Data in this exercise:
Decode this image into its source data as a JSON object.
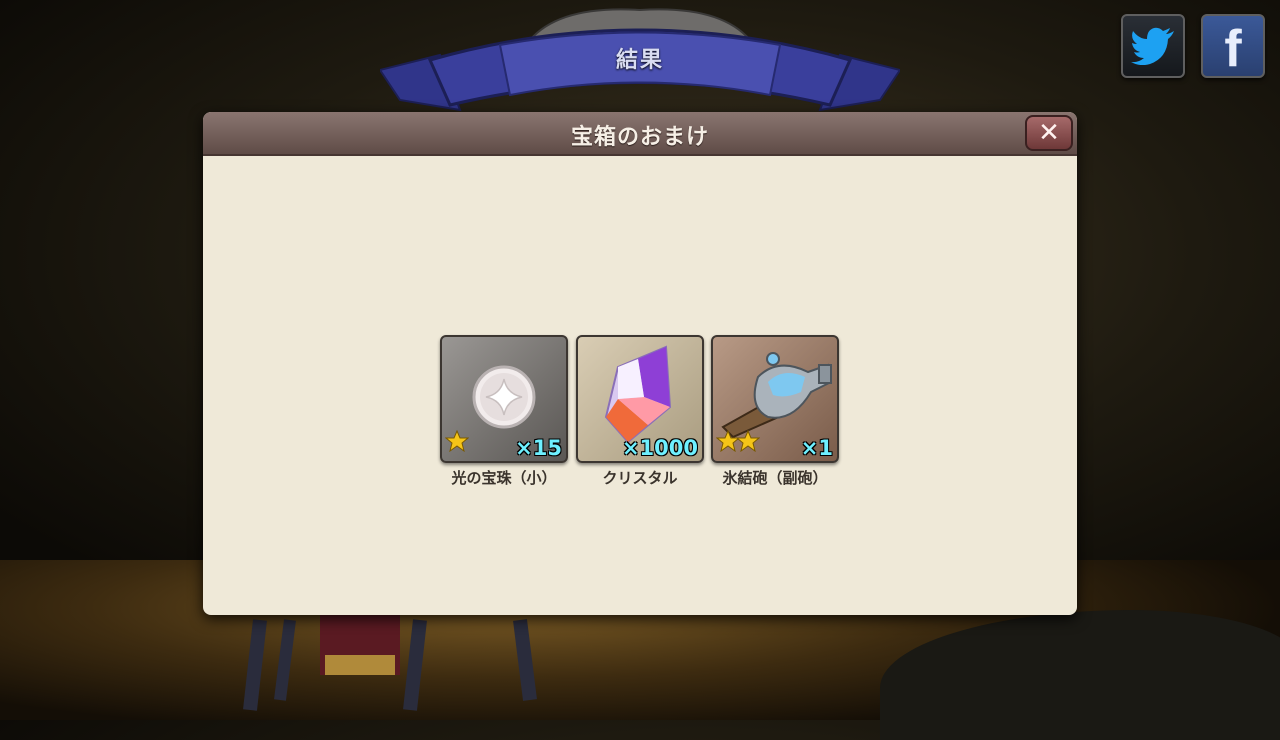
{
  "ribbon": {
    "title": "結果"
  },
  "social": {
    "twitter_icon": "twitter-bird-icon",
    "facebook_icon": "facebook-f-icon",
    "facebook_glyph": "f"
  },
  "dialog": {
    "title": "宝箱のおまけ",
    "close_icon": "close-icon",
    "close_glyph": "✕",
    "items": [
      {
        "name": "光の宝珠（小）",
        "quantity": "×15",
        "stars": 1,
        "icon": "light-orb-icon"
      },
      {
        "name": "クリスタル",
        "quantity": "×1000",
        "stars": 0,
        "icon": "crystal-icon"
      },
      {
        "name": "氷結砲（副砲）",
        "quantity": "×1",
        "stars": 2,
        "icon": "ice-cannon-icon"
      }
    ]
  },
  "colors": {
    "dialog_bg": "#efe9d8",
    "header": "#6f5b56",
    "quantity_text": "#6ef0ff",
    "ribbon": "#3a3f9c"
  }
}
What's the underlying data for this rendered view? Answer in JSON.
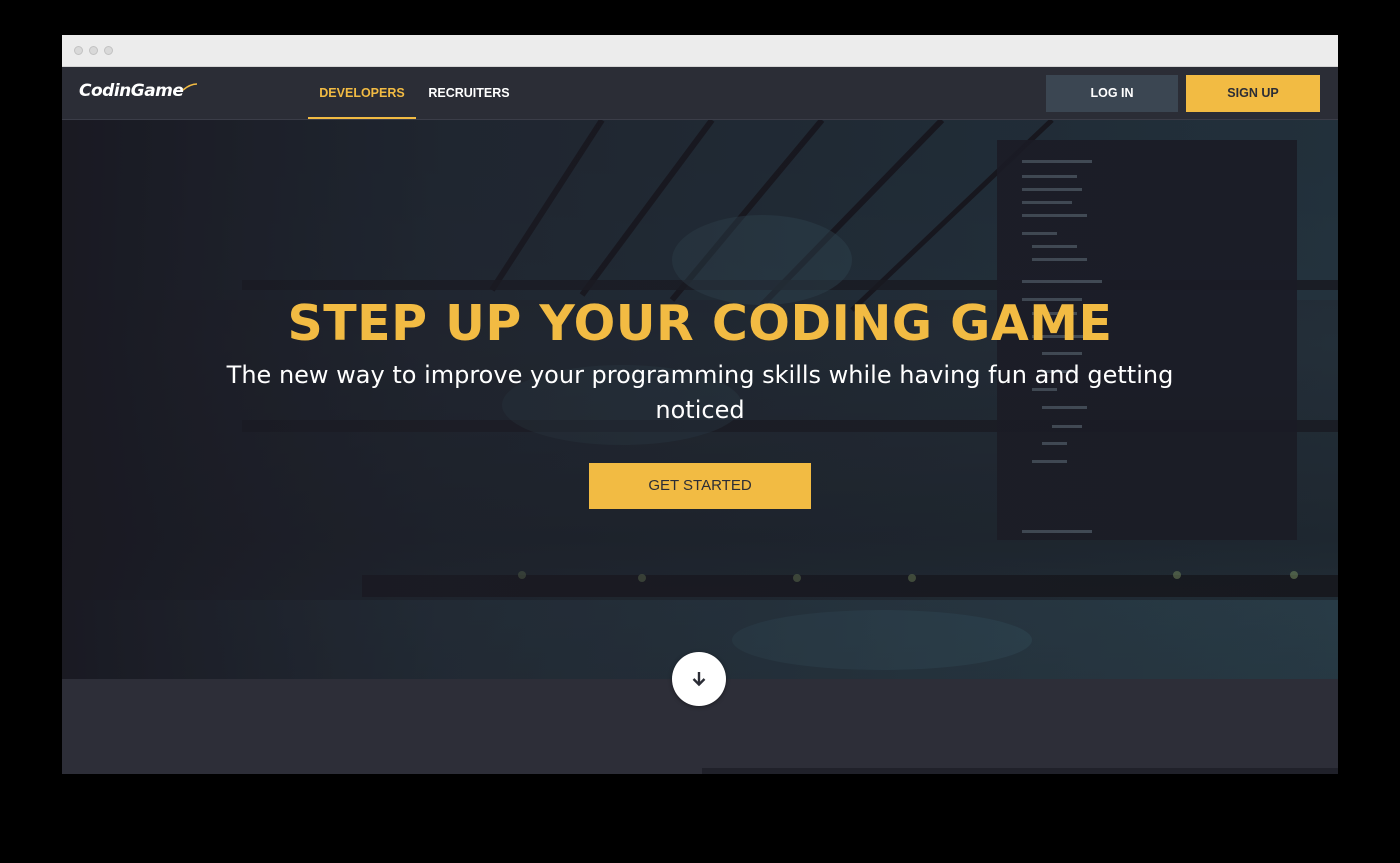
{
  "navbar": {
    "logo_text": "CodinGame",
    "tabs": [
      {
        "label": "DEVELOPERS",
        "active": true
      },
      {
        "label": "RECRUITERS",
        "active": false
      }
    ],
    "login_label": "LOG IN",
    "signup_label": "SIGN UP"
  },
  "hero": {
    "title": "STEP UP YOUR CODING GAME",
    "subtitle": "The new way to improve your programming skills while having fun and getting noticed",
    "cta_label": "GET STARTED",
    "scroll_icon": "arrow-down-icon"
  },
  "colors": {
    "accent": "#f2bb43",
    "navbar": "#2b2d36",
    "login_button": "#3b4652",
    "hero_overlay": "#25343f",
    "page_background": "#262731"
  }
}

What the exercise asks:
Return the entries unchanged, save for the pictures, which do not belong in the copy.

Output below:
Decode this image into its source data as a JSON object.
{
  "ribbon": {
    "title": "結果"
  },
  "social": {
    "twitter_icon": "twitter-bird-icon",
    "facebook_icon": "facebook-f-icon",
    "facebook_glyph": "f"
  },
  "dialog": {
    "title": "宝箱のおまけ",
    "close_icon": "close-icon",
    "close_glyph": "✕",
    "items": [
      {
        "name": "光の宝珠（小）",
        "quantity": "×15",
        "stars": 1,
        "icon": "light-orb-icon"
      },
      {
        "name": "クリスタル",
        "quantity": "×1000",
        "stars": 0,
        "icon": "crystal-icon"
      },
      {
        "name": "氷結砲（副砲）",
        "quantity": "×1",
        "stars": 2,
        "icon": "ice-cannon-icon"
      }
    ]
  },
  "colors": {
    "dialog_bg": "#efe9d8",
    "header": "#6f5b56",
    "quantity_text": "#6ef0ff",
    "ribbon": "#3a3f9c"
  }
}
What's the underlying data for this rendered view? Answer in JSON.
{
  "navbar": {
    "logo_text": "CodinGame",
    "tabs": [
      {
        "label": "DEVELOPERS",
        "active": true
      },
      {
        "label": "RECRUITERS",
        "active": false
      }
    ],
    "login_label": "LOG IN",
    "signup_label": "SIGN UP"
  },
  "hero": {
    "title": "STEP UP YOUR CODING GAME",
    "subtitle": "The new way to improve your programming skills while having fun and getting noticed",
    "cta_label": "GET STARTED",
    "scroll_icon": "arrow-down-icon"
  },
  "colors": {
    "accent": "#f2bb43",
    "navbar": "#2b2d36",
    "login_button": "#3b4652",
    "hero_overlay": "#25343f",
    "page_background": "#262731"
  }
}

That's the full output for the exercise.